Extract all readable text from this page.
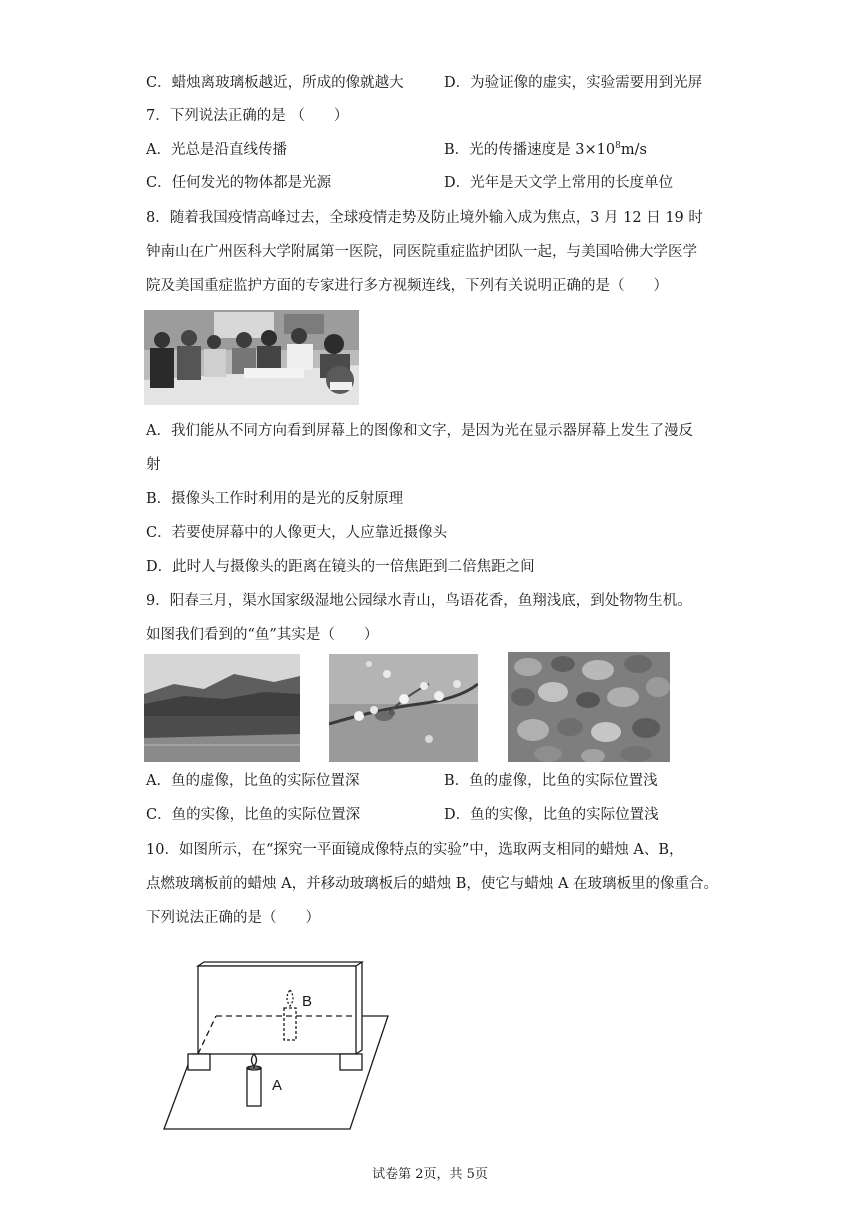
C．蜡烛离玻璃板越近，所成的像就越大	D．为验证像的虚实，实验需要用到光屏
7．下列说法正确的是 （　　）
A．光总是沿直线传播	B．光的传播速度是 $3\times 10^8m/s$
C．任何发光的物体都是光源	D．光年是天文学上常用的长度单位
8．随着我国疫情高峰过去，全球疫情走势及防止境外输入成为焦点，3 月 12 日 19 时
钟南山在广州医科大学附属第一医院，同医院重症监护团队一起，与美国哈佛大学医学
院及美国重症监护方面的专家进行多方视频连线，下列有关说明正确的是（　　）
A．我们能从不同方向看到屏幕上的图像和文字，是因为光在显示器屏幕上发生了漫反
射
B．摄像头工作时利用的是光的反射原理
C．若要使屏幕中的人像更大，人应靠近摄像头
D．此时人与摄像头的距离在镜头的一倍焦距到二倍焦距之间
9．阳春三月，渠水国家级湿地公园绿水青山，鸟语花香，鱼翔浅底，到处物物生机。
如图我们看到的“鱼”其实是（　　）
A．鱼的虚像，比鱼的实际位置深	B．鱼的虚像，比鱼的实际位置浅
C．鱼的实像，比鱼的实际位置深	D．鱼的实像，比鱼的实际位置浅
10．如图所示，在“探究一平面镜成像特点的实验”中，选取两支相同的蜡烛 A、B，
点燃玻璃板前的蜡烛 A，并移动玻璃板后的蜡烛 B，使它与蜡烛 A 在玻璃板里的像重合。
下列说法正确的是（　　）
A
B
试卷第 2页，共 5页
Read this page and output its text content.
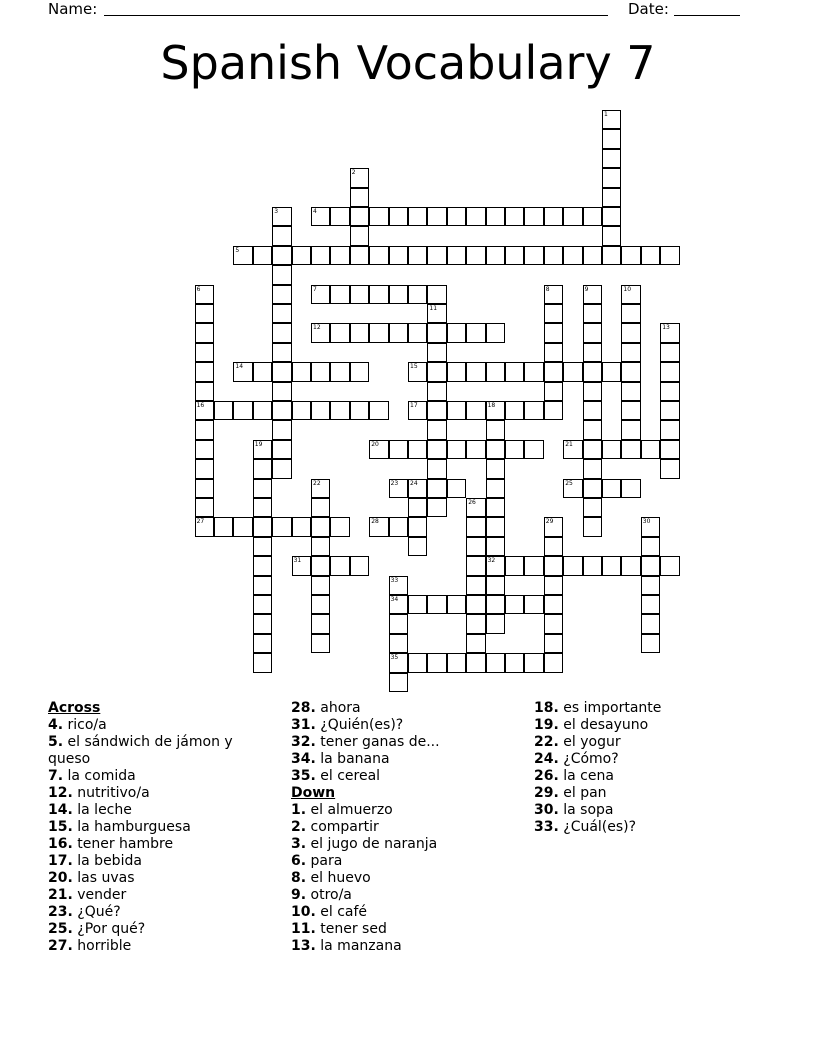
Name:	Date:
Spanish Vocabulary 7
1
2
3	4
5
6
16
27
7	8	9	10
11
12	13
14	15
17	18
32
19	20	21
22	23 24	25
26
28	29	30
31
33
34
35
Across
4. rico/a
5. el sándwich de jámon y queso
7. la comida
12. nutritivo/a
14. la leche
15. la hamburguesa
16. tener hambre
17. la bebida
20. las uvas
21. vender
23. ¿Qué?
25. ¿Por qué?
27. horrible
28. ahora
31. ¿Quién(es)?
32. tener ganas de...
34. la banana
35. el cereal
Down
1. el almuerzo
2. compartir
3. el jugo de naranja
6. para
8. el huevo
9. otro/a
10. el café
11. tener sed
13. la manzana
18. es importante
19. el desayuno
22. el yogur
24. ¿Cómo?
26. la cena
29. el pan
30. la sopa
33. ¿Cuál(es)?
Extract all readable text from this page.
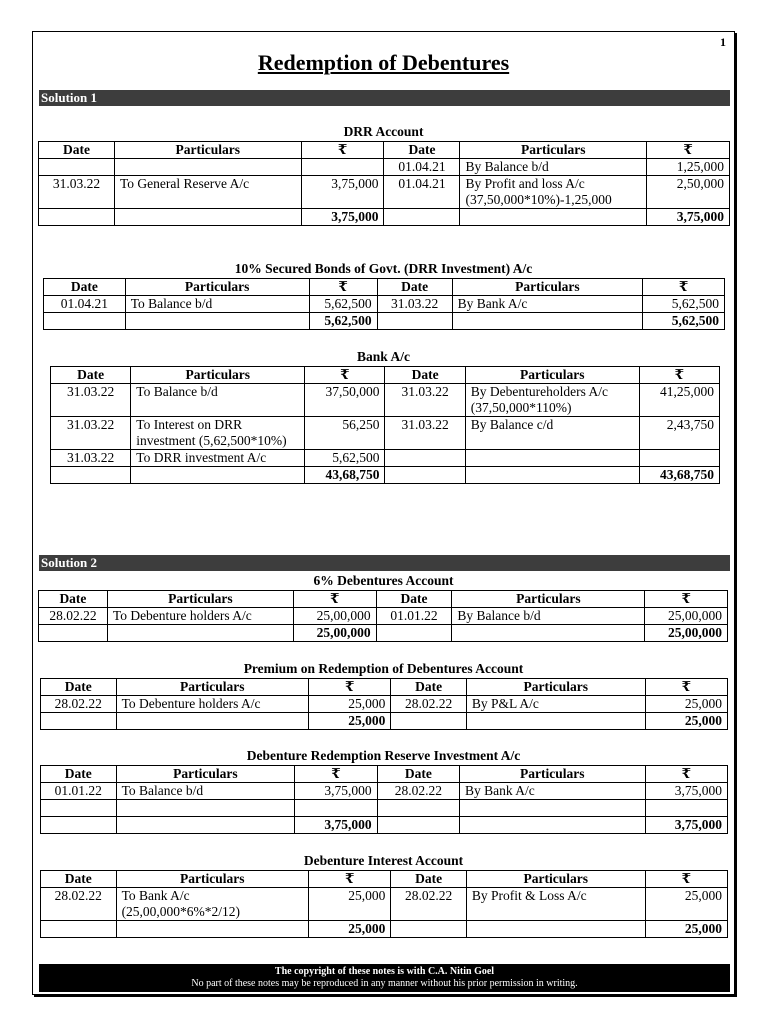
1
Redemption of Debentures
Solution 1
DRR Account
Date	Particulars	₹	Date	Particulars	₹
			01.04.21	By Balance b/d	1,25,000
31.03.22	To General Reserve A/c	3,75,000	01.04.21	By Profit and loss A/c (37,50,000*10%)-1,25,000	2,50,000
		3,75,000			3,75,000
10% Secured Bonds of Govt. (DRR Investment) A/c
Date	Particulars	₹	Date	Particulars	₹
01.04.21	To Balance b/d	5,62,500	31.03.22	By Bank A/c	5,62,500
		5,62,500			5,62,500
Bank A/c
Date	Particulars	₹	Date	Particulars	₹
31.03.22	To Balance b/d	37,50,000	31.03.22	By Debentureholders A/c (37,50,000*110%)	41,25,000
31.03.22	To Interest on DRR investment (5,62,500*10%)	56,250	31.03.22	By Balance c/d	2,43,750
31.03.22	To DRR investment A/c	5,62,500			
		43,68,750			43,68,750
Solution 2
6% Debentures Account
Date	Particulars	₹	Date	Particulars	₹
28.02.22	To Debenture holders A/c	25,00,000	01.01.22	By Balance b/d	25,00,000
		25,00,000			25,00,000
Premium on Redemption of Debentures Account
Date	Particulars	₹	Date	Particulars	₹
28.02.22	To Debenture holders A/c	25,000	28.02.22	By P&L A/c	25,000
		25,000			25,000
Debenture Redemption Reserve Investment A/c
Date	Particulars	₹	Date	Particulars	₹
01.01.22	To Balance b/d	3,75,000	28.02.22	By Bank A/c	3,75,000

		3,75,000			3,75,000
Debenture Interest Account
Date	Particulars	₹	Date	Particulars	₹
28.02.22	To Bank A/c (25,00,000*6%*2/12)	25,000	28.02.22	By Profit & Loss A/c	25,000
		25,000			25,000
The copyright of these notes is with C.A. Nitin Goel
No part of these notes may be reproduced in any manner without his prior permission in writing.
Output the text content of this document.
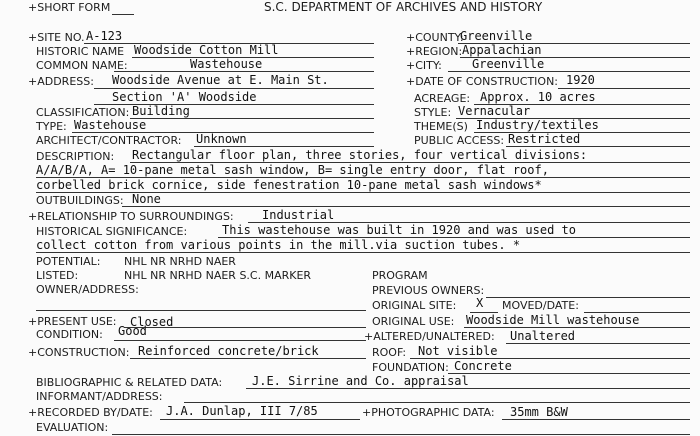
+SHORT FORM	S.C. DEPARTMENT OF ARCHIVES AND HISTORY
+SITE NO. A-123	+COUNTY:
Greenville
HISTORIC NAME Woodside Cotton Mill	+REGION: Appalachian
COMMON NAME:	Wastehouse	+CITY:	Greenville
+ADDRESS: Woodside Avenue at E. Main St.	+DATE OF CONSTRUCTION: 1920
Section 'A' Woodside	ACREAGE: Approx. 10 acres
CLASSIFICATION: Building	STYLE: Vernacular
TYPE: Wastehouse	THEME(S) Industry/textiles
ARCHITECT/CONTRACTOR: Unknown	PUBLIC ACCESS: Restricted
DESCRIPTION: Rectangular floor plan, three stories, four vertical divisions:
A/A/B/A, A= 10-pane metal sash window, B= single entry door, flat roof,
corbelled brick cornice, side fenestration 10-pane metal sash windows*
OUTBUILDINGS: None
+RELATIONSHIP TO SURROUNDINGS: Industrial
HISTORICAL SIGNIFICANCE:	This wastehouse was built in 1920 and was used to
collect cotton from various points in the mill.via suction tubes. *
POTENTIAL: NHL NR NRHD NAER
LISTED:	NHL NR NRHD NAER S.C. MARKER	PROGRAM
OWNER/ADDRESS:	PREVIOUS OWNERS:
ORIGINAL SITE: X MOVED/DATE:
+PRESENT USE: Closed	ORIGINAL USE: Woodside Mill wastehouse
CONDITION: Good	+ALTERED/UNALTERED: Unaltered
+CONSTRUCTION: Reinforced concrete/brick	ROOF: Not visible
FOUNDATION: Concrete
BIBLIOGRAPHIC & RELATED DATA: J.E. Sirrine and Co. appraisal
INFORMANT/ADDRESS:
+RECORDED BY/DATE: J.A. Dunlap, III 7/85	+PHOTOGRAPHIC DATA: 35mm B&W
EVALUATION:
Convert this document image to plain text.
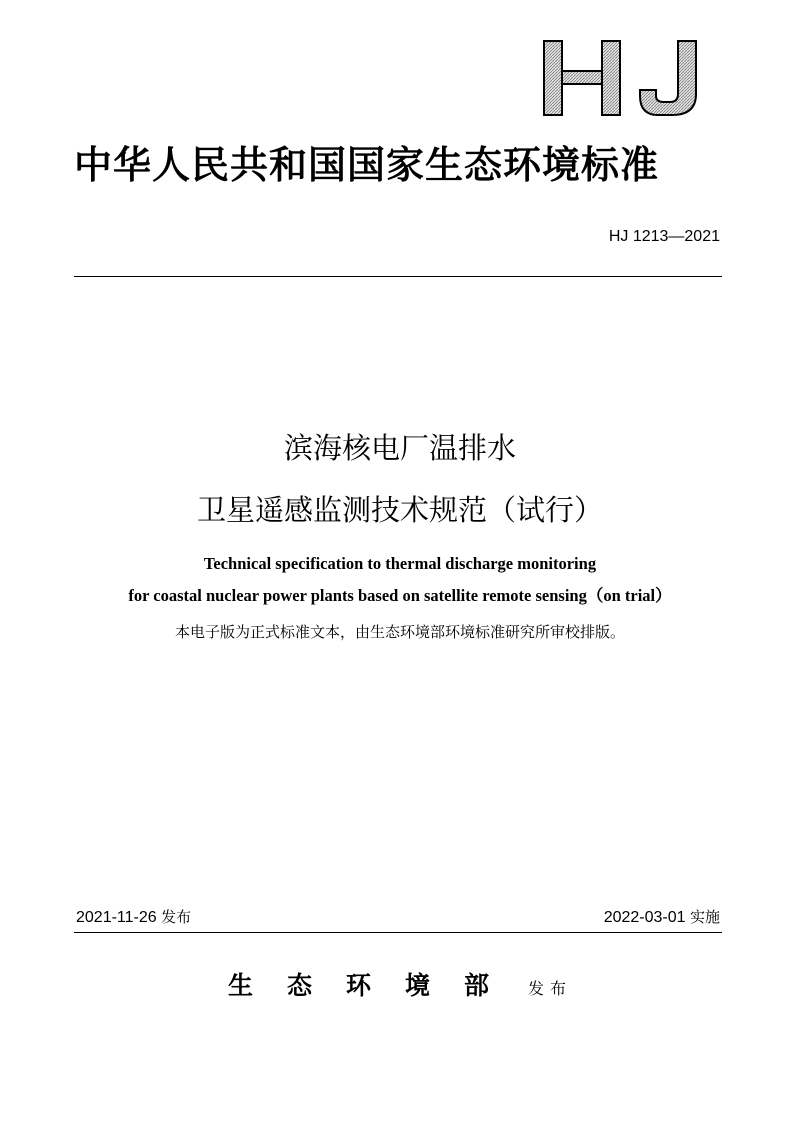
中华人民共和国国家生态环境标准
HJ 1213—2021
滨海核电厂温排水
卫星遥感监测技术规范（试行）
Technical specification to thermal discharge monitoring
for coastal nuclear power plants based on satellite remote sensing（on trial）
本电子版为正式标准文本，由生态环境部环境标准研究所审校排版。
2021-11-26 发布	2022-03-01 实施
生态环境部 发布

Short task: Write out the material above once more, exactly as it reads, with no pictures.

Expected answer:
Extract all readable text from this page.
C．蜡烛离玻璃板越近，所成的像就越大	D．为验证像的虚实，实验需要用到光屏
7．下列说法正确的是 （　　）
A．光总是沿直线传播	B．光的传播速度是 $3\times 10^8m/s$
C．任何发光的物体都是光源	D．光年是天文学上常用的长度单位
8．随着我国疫情高峰过去，全球疫情走势及防止境外输入成为焦点，3 月 12 日 19 时
钟南山在广州医科大学附属第一医院，同医院重症监护团队一起，与美国哈佛大学医学
院及美国重症监护方面的专家进行多方视频连线，下列有关说明正确的是（　　）
A．我们能从不同方向看到屏幕上的图像和文字，是因为光在显示器屏幕上发生了漫反
射
B．摄像头工作时利用的是光的反射原理
C．若要使屏幕中的人像更大，人应靠近摄像头
D．此时人与摄像头的距离在镜头的一倍焦距到二倍焦距之间
9．阳春三月，渠水国家级湿地公园绿水青山，鸟语花香，鱼翔浅底，到处物物生机。
如图我们看到的“鱼”其实是（　　）
A．鱼的虚像，比鱼的实际位置深	B．鱼的虚像，比鱼的实际位置浅
C．鱼的实像，比鱼的实际位置深	D．鱼的实像，比鱼的实际位置浅
10．如图所示，在“探究一平面镜成像特点的实验”中，选取两支相同的蜡烛 A、B，
点燃玻璃板前的蜡烛 A，并移动玻璃板后的蜡烛 B，使它与蜡烛 A 在玻璃板里的像重合。
下列说法正确的是（　　）
A
B
试卷第 2页，共 5页
Read this page and output its text content.
Name:	Date:
Spanish Vocabulary 7
1
2
3	4
5
6
16
27
7	8	9	10
11
12	13
14	15
17	18
32
19	20	21
22	23 24	25
26
28	29	30
31
33
34
35
Across
4. rico/a
5. el sándwich de jámon y queso
7. la comida
12. nutritivo/a
14. la leche
15. la hamburguesa
16. tener hambre
17. la bebida
20. las uvas
21. vender
23. ¿Qué?
25. ¿Por qué?
27. horrible
28. ahora
31. ¿Quién(es)?
32. tener ganas de...
34. la banana
35. el cereal
Down
1. el almuerzo
2. compartir
3. el jugo de naranja
6. para
8. el huevo
9. otro/a
10. el café
11. tener sed
13. la manzana
18. es importante
19. el desayuno
22. el yogur
24. ¿Cómo?
26. la cena
29. el pan
30. la sopa
33. ¿Cuál(es)?
Extract all readable text from this page.
1
Redemption of Debentures
Solution 1
DRR Account
Date	Particulars	₹	Date	Particulars	₹
			01.04.21	By Balance b/d	1,25,000
31.03.22	To General Reserve A/c	3,75,000	01.04.21	By Profit and loss A/c (37,50,000*10%)-1,25,000	2,50,000
		3,75,000			3,75,000
10% Secured Bonds of Govt. (DRR Investment) A/c
Date	Particulars	₹	Date	Particulars	₹
01.04.21	To Balance b/d	5,62,500	31.03.22	By Bank A/c	5,62,500
		5,62,500			5,62,500
Bank A/c
Date	Particulars	₹	Date	Particulars	₹
31.03.22	To Balance b/d	37,50,000	31.03.22	By Debentureholders A/c (37,50,000*110%)	41,25,000
31.03.22	To Interest on DRR investment (5,62,500*10%)	56,250	31.03.22	By Balance c/d	2,43,750
31.03.22	To DRR investment A/c	5,62,500			
		43,68,750			43,68,750
Solution 2
6% Debentures Account
Date	Particulars	₹	Date	Particulars	₹
28.02.22	To Debenture holders A/c	25,00,000	01.01.22	By Balance b/d	25,00,000
		25,00,000			25,00,000
Premium on Redemption of Debentures Account
Date	Particulars	₹	Date	Particulars	₹
28.02.22	To Debenture holders A/c	25,000	28.02.22	By P&L A/c	25,000
		25,000			25,000
Debenture Redemption Reserve Investment A/c
Date	Particulars	₹	Date	Particulars	₹
01.01.22	To Balance b/d	3,75,000	28.02.22	By Bank A/c	3,75,000

		3,75,000			3,75,000
Debenture Interest Account
Date	Particulars	₹	Date	Particulars	₹
28.02.22	To Bank A/c (25,00,000*6%*2/12)	25,000	28.02.22	By Profit & Loss A/c	25,000
		25,000			25,000
The copyright of these notes is with C.A. Nitin Goel
No part of these notes may be reproduced in any manner without his prior permission in writing.
Output the text content of this document.
+SHORT FORM	S.C. DEPARTMENT OF ARCHIVES AND HISTORY
+SITE NO. A-123	+COUNTY:
Greenville
HISTORIC NAME Woodside Cotton Mill	+REGION: Appalachian
COMMON NAME:	Wastehouse	+CITY:	Greenville
+ADDRESS: Woodside Avenue at E. Main St.	+DATE OF CONSTRUCTION: 1920
Section 'A' Woodside	ACREAGE: Approx. 10 acres
CLASSIFICATION: Building	STYLE: Vernacular
TYPE: Wastehouse	THEME(S) Industry/textiles
ARCHITECT/CONTRACTOR: Unknown	PUBLIC ACCESS: Restricted
DESCRIPTION: Rectangular floor plan, three stories, four vertical divisions:
A/A/B/A, A= 10-pane metal sash window, B= single entry door, flat roof,
corbelled brick cornice, side fenestration 10-pane metal sash windows*
OUTBUILDINGS: None
+RELATIONSHIP TO SURROUNDINGS: Industrial
HISTORICAL SIGNIFICANCE:	This wastehouse was built in 1920 and was used to
collect cotton from various points in the mill.via suction tubes. *
POTENTIAL: NHL NR NRHD NAER
LISTED:	NHL NR NRHD NAER S.C. MARKER	PROGRAM
OWNER/ADDRESS:	PREVIOUS OWNERS:
ORIGINAL SITE: X MOVED/DATE:
+PRESENT USE: Closed	ORIGINAL USE: Woodside Mill wastehouse
CONDITION: Good	+ALTERED/UNALTERED: Unaltered
+CONSTRUCTION: Reinforced concrete/brick	ROOF: Not visible
FOUNDATION: Concrete
BIBLIOGRAPHIC & RELATED DATA: J.E. Sirrine and Co. appraisal
INFORMANT/ADDRESS:
+RECORDED BY/DATE: J.A. Dunlap, III 7/85	+PHOTOGRAPHIC DATA: 35mm B&W
EVALUATION:
Convert this document image to plain text.
中华人民共和国国家生态环境标准
HJ 1213—2021
滨海核电厂温排水
卫星遥感监测技术规范（试行）
Technical specification to thermal discharge monitoring
for coastal nuclear power plants based on satellite remote sensing（on trial）
本电子版为正式标准文本，由生态环境部环境标准研究所审校排版。
2021-11-26 发布	2022-03-01 实施
生态环境部 发布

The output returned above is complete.